**Aim**:
From the entries below, please gather each line containing the string "important".
+++++
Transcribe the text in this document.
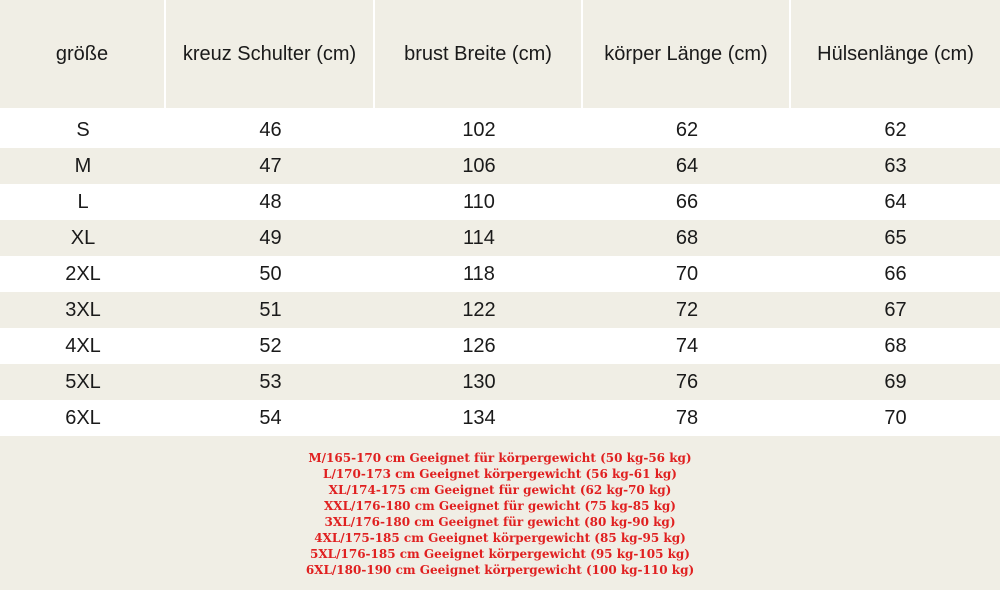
größe	kreuz Schulter (cm)	brust Breite (cm)	körper Länge (cm)	Hülsenlänge (cm)
S	46	102	62	62
M	47	106	64	63
L	48	110	66	64
XL	49	114	68	65
2XL	50	118	70	66
3XL	51	122	72	67
4XL	52	126	74	68
5XL	53	130	76	69
6XL	54	134	78	70
M/165-170 cm Geeignet für körpergewicht (50 kg-56 kg)
L/170-173 cm Geeignet körpergewicht (56 kg-61 kg)
XL/174-175 cm Geeignet für gewicht (62 kg-70 kg)
XXL/176-180 cm Geeignet für gewicht (75 kg-85 kg)
3XL/176-180 cm Geeignet für gewicht (80 kg-90 kg)
4XL/175-185 cm Geeignet körpergewicht (85 kg-95 kg)
5XL/176-185 cm Geeignet körpergewicht (95 kg-105 kg)
6XL/180-190 cm Geeignet körpergewicht (100 kg-110 kg)
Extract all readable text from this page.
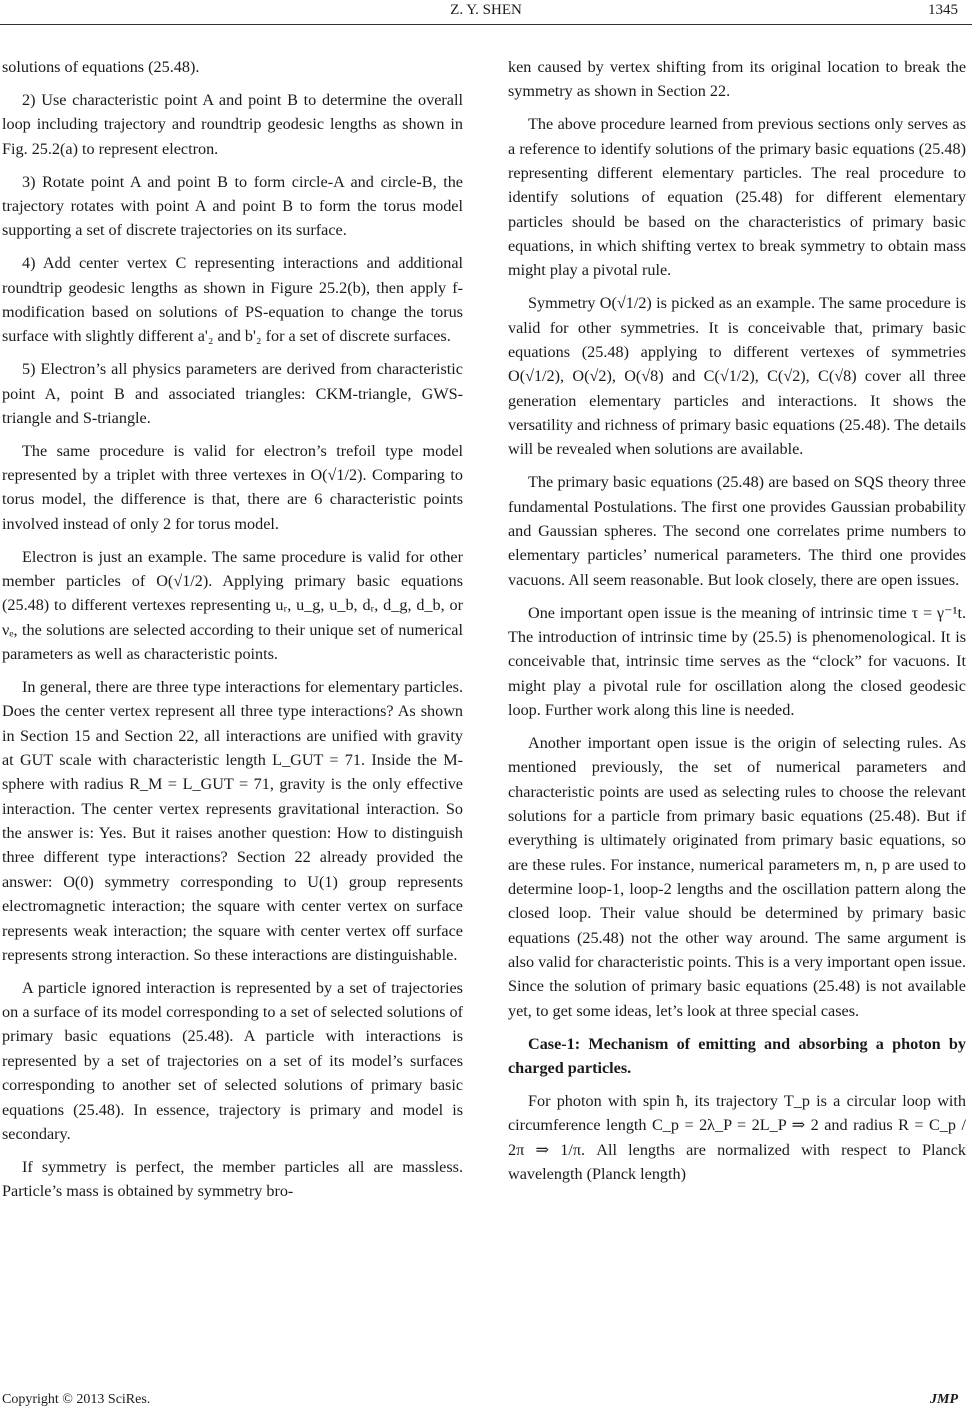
Z. Y. SHEN	1345

solutions of equations (25.48).

2) Use characteristic point A and point B to determine the overall loop including trajectory and roundtrip geodesic lengths as shown in Fig. 25.2(a) to represent electron.

3) Rotate point A and point B to form circle-A and circle-B, the trajectory rotates with point A and point B to form the torus model supporting a set of discrete trajectories on its surface.

4) Add center vertex C representing interactions and additional roundtrip geodesic lengths as shown in Figure 25.2(b), then apply f-modification based on solutions of PS-equation to change the torus surface with slightly different a'₂ and b'₂ for a set of discrete surfaces.

5) Electron’s all physics parameters are derived from characteristic point A, point B and associated triangles: CKM-triangle, GWS-triangle and S-triangle.

The same procedure is valid for electron’s trefoil type model represented by a triplet with three vertexes in O(√1/2). Comparing to torus model, the difference is that, there are 6 characteristic points involved instead of only 2 for torus model.

Electron is just an example. The same procedure is valid for other member particles of O(√1/2). Applying primary basic equations (25.48) to different vertexes representing uᵣ, u_g, u_b, dᵣ, d_g, d_b, or νₑ, the solutions are selected according to their unique set of numerical parameters as well as characteristic points.

In general, there are three type interactions for elementary particles. Does the center vertex represent all three type interactions? As shown in Section 15 and Section 22, all interactions are unified with gravity at GUT scale with characteristic length L_GUT = 71. Inside the M-sphere with radius R_M = L_GUT = 71, gravity is the only effective interaction. The center vertex represents gravitational interaction. So the answer is: Yes. But it raises another question: How to distinguish three different type interactions? Section 22 already provided the answer: O(0) symmetry corresponding to U(1) group represents electromagnetic interaction; the square with center vertex on surface represents weak interaction; the square with center vertex off surface represents strong interaction. So these interactions are distinguishable.

A particle ignored interaction is represented by a set of trajectories on a surface of its model corresponding to a set of selected solutions of primary basic equations (25.48). A particle with interactions is represented by a set of trajectories on a set of its model’s surfaces corresponding to another set of selected solutions of primary basic equations (25.48). In essence, trajectory is primary and model is secondary.

If symmetry is perfect, the member particles all are massless. Particle’s mass is obtained by symmetry bro-

ken caused by vertex shifting from its original location to break the symmetry as shown in Section 22.

The above procedure learned from previous sections only serves as a reference to identify solutions of the primary basic equations (25.48) representing different elementary particles. The real procedure to identify solutions of equation (25.48) for different elementary particles should be based on the characteristics of primary basic equations, in which shifting vertex to break symmetry to obtain mass might play a pivotal rule.

Symmetry O(√1/2) is picked as an example. The same procedure is valid for other symmetries. It is conceivable that, primary basic equations (25.48) applying to different vertexes of symmetries O(√1/2), O(√2), O(√8) and C(√1/2), C(√2), C(√8) cover all three generation elementary particles and interactions. It shows the versatility and richness of primary basic equations (25.48). The details will be revealed when solutions are available.

The primary basic equations (25.48) are based on SQS theory three fundamental Postulations. The first one provides Gaussian probability and Gaussian spheres. The second one correlates prime numbers to elementary particles’ numerical parameters. The third one provides vacuons. All seem reasonable. But look closely, there are open issues.

One important open issue is the meaning of intrinsic time τ = γ⁻¹t. The introduction of intrinsic time by (25.5) is phenomenological. It is conceivable that, intrinsic time serves as the “clock” for vacuons. It might play a pivotal rule for oscillation along the closed geodesic loop. Further work along this line is needed.

Another important open issue is the origin of selecting rules. As mentioned previously, the set of numerical parameters and characteristic points are used as selecting rules to choose the relevant solutions for a particle from primary basic equations (25.48). But if everything is ultimately originated from primary basic equations, so are these rules. For instance, numerical parameters m, n, p are used to determine loop-1, loop-2 lengths and the oscillation pattern along the closed loop. Their value should be determined by primary basic equations (25.48) not the other way around. The same argument is also valid for characteristic points. This is a very important open issue. Since the solution of primary basic equations (25.48) is not available yet, to get some ideas, let’s look at three special cases.

Case-1: Mechanism of emitting and absorbing a photon by charged particles.

For photon with spin ħ, its trajectory T_p is a circular loop with circumference length C_p = 2λ_P = 2L_P ⇒ 2 and radius R = C_p / 2π ⇒ 1/π. All lengths are normalized with respect to Planck wavelength (Planck length)

Copyright © 2013 SciRes.	JMP
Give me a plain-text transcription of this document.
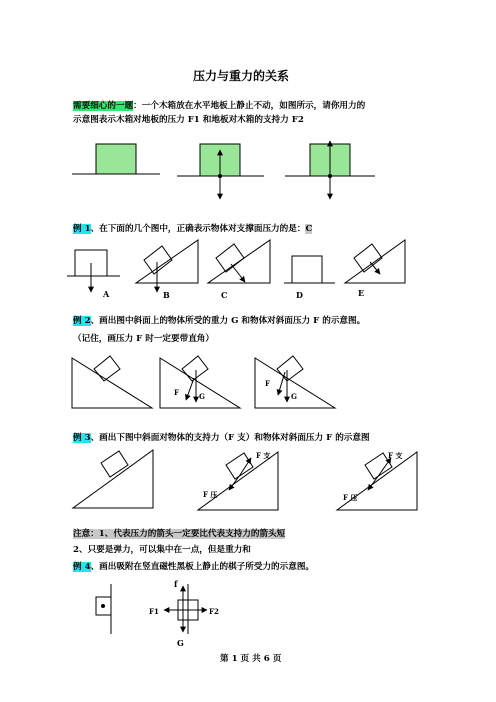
压力与重力的关系
需要细心的一题：一个木箱放在水平地板上静止不动，如图所示，请你用力的
示意图表示木箱对地板的压力 F1 和地板对木箱的支持力 F2
例 1、在下面的几个图中，正确表示物体对支撑面压力的是：C
例 2、画出图中斜面上的物体所受的重力 G 和物体对斜面压力 F 的示意图。
（记住，画压力 F 时一定要带直角）
例 3、画出下图中斜面对物体的支持力（F 支）和物体对斜面压力 F 的示意图
注意：1、代表压力的箭头一定要比代表支持力的箭头短
2、只要是弹力，可以集中在一点，但是重力和
例 4、画出吸附在竖直磁性黑板上静止的棋子所受力的示意图。
第 1 页 共 6 页
A	B	C	D	E
F	G
F
G
F 支
F 压
F 支
F 压
f
F1	F2
G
+++++
**Reply**:
One important open issue is the meaning of intrinsic time τ = γ⁻¹t. The introduction of intrinsic time by (25.5) is phenomenological. It is conceivable that, intrinsic time serves as the “clock” for vacuons. It might play a pivotal rule for oscillation along the closed geodesic loop. Further work along this line is needed.
Another important open issue is the origin of selecting rules. As mentioned previously, the set of numerical parameters and characteristic points are used as selecting rules to choose the relevant solutions for a particle from primary basic equations (25.48). But if everything is ultimately originated from primary basic equations, so are these rules. For instance, numerical parameters m, n, p are used to determine loop-1, loop-2 lengths and the oscillation pattern along the closed loop. Their value should be determined by primary basic equations (25.48) not the other way around. The same argument is also valid for characteristic points. This is a very important open issue. Since the solution of primary basic equations (25.48) is not available yet, to get some ideas, let’s look at three special cases.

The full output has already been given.